Exercise inputs:
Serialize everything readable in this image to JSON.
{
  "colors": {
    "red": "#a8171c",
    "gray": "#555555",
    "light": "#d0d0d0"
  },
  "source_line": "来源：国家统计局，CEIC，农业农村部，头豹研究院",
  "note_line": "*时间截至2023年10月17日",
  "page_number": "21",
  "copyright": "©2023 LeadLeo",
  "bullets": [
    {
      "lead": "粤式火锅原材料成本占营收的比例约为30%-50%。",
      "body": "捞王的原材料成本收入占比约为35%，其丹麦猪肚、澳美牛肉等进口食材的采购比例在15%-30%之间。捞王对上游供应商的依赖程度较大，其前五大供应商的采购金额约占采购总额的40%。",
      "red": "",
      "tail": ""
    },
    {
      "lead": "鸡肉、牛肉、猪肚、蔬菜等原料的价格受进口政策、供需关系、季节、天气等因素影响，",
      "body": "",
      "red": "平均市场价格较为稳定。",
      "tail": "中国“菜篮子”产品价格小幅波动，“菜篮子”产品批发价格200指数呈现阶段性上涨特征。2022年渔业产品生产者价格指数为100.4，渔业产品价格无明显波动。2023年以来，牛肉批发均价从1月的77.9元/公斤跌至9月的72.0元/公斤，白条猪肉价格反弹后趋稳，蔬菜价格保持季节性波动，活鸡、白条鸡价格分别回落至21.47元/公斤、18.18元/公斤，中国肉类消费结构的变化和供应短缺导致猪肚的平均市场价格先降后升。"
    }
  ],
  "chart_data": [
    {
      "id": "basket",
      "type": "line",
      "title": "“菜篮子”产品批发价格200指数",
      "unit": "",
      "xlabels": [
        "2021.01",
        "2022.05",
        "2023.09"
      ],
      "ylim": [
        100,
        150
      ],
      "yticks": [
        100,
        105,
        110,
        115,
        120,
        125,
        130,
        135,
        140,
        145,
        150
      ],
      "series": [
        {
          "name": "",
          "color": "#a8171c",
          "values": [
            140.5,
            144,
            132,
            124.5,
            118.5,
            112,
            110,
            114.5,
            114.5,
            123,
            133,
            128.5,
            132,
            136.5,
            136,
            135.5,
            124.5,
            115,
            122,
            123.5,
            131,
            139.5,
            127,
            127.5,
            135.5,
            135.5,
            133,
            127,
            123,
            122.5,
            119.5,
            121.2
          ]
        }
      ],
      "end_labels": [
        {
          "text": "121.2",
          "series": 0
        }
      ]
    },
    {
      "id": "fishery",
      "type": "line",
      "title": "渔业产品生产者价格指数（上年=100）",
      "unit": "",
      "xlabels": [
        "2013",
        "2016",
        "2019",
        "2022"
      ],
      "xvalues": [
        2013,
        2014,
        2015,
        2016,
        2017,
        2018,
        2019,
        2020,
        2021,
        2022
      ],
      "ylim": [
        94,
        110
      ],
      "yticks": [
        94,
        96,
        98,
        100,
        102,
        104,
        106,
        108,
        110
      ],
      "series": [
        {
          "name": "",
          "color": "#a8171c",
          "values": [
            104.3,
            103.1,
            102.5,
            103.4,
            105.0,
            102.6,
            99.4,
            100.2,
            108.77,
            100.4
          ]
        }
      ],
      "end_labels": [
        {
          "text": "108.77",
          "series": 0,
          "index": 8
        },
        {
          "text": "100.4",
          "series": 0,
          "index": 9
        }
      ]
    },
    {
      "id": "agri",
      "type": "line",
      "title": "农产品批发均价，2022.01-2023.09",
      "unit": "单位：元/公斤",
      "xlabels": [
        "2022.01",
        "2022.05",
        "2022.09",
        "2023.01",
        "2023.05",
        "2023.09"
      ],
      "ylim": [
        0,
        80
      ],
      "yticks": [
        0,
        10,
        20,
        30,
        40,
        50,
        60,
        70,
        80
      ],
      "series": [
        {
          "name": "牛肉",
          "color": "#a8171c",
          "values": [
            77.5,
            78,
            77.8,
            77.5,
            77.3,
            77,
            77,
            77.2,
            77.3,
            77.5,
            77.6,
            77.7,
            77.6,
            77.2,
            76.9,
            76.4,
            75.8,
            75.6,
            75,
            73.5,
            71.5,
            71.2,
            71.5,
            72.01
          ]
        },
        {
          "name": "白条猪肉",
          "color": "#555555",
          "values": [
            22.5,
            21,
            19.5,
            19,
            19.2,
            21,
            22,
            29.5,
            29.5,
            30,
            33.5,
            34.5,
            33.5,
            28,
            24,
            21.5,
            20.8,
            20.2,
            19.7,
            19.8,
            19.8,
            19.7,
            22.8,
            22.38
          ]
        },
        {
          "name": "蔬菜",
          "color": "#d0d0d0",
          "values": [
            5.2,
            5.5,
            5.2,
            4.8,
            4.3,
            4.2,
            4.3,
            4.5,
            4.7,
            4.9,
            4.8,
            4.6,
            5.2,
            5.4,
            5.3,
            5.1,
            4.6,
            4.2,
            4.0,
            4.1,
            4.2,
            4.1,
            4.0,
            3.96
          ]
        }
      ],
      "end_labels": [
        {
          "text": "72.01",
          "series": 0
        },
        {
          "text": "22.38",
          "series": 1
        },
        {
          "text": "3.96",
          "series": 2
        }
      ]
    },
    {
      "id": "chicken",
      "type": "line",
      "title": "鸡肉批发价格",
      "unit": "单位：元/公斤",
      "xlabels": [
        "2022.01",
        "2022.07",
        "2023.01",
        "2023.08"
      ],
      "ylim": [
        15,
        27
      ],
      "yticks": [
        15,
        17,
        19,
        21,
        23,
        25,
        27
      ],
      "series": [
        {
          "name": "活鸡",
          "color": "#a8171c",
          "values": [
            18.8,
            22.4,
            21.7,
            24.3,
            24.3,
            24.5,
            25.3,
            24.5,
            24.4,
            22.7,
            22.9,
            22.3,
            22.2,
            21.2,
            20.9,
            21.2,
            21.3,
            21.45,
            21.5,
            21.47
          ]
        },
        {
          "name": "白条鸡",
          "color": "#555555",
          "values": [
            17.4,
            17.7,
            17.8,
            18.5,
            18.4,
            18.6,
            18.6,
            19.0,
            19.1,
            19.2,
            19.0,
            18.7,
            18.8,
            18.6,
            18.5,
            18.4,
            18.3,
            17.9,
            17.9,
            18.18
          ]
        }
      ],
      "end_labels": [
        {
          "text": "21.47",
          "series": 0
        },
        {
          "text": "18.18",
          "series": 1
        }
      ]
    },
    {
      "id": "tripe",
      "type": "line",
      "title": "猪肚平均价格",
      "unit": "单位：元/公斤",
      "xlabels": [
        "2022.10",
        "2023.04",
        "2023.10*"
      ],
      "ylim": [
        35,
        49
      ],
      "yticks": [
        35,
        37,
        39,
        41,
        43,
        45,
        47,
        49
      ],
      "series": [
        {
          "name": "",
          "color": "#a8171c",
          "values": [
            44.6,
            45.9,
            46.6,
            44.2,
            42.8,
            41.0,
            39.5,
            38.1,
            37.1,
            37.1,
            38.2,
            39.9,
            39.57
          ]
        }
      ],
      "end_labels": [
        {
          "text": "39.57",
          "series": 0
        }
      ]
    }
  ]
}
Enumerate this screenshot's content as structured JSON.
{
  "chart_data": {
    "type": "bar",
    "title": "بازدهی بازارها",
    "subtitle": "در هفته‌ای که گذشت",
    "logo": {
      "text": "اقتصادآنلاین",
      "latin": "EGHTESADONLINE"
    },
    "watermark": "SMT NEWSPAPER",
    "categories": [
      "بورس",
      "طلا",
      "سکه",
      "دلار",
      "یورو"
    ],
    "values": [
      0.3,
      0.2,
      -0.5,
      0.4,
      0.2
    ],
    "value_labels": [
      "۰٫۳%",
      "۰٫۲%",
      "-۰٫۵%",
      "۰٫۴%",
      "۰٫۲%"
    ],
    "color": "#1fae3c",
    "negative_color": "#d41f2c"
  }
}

Directions for this task:
Find the line containing "Enumerate this screenshot's" in the material above. Print it and every line after it through the end, exactly and only those.

Task result:
Enumerate this screenshot's content as structured JSON.
{
  "chart_data": {
    "type": "bar",
    "title": "بازدهی بازارها",
    "subtitle": "در هفته‌ای که گذشت",
    "logo": {
      "text": "اقتصادآنلاین",
      "latin": "EGHTESADONLINE"
    },
    "watermark": "SMT NEWSPAPER",
    "categories": [
      "بورس",
      "طلا",
      "سکه",
      "دلار",
      "یورو"
    ],
    "values": [
      0.3,
      0.2,
      -0.5,
      0.4,
      0.2
    ],
    "value_labels": [
      "۰٫۳%",
      "۰٫۲%",
      "-۰٫۵%",
      "۰٫۴%",
      "۰٫۲%"
    ],
    "color": "#1fae3c",
    "negative_color": "#d41f2c"
  }
}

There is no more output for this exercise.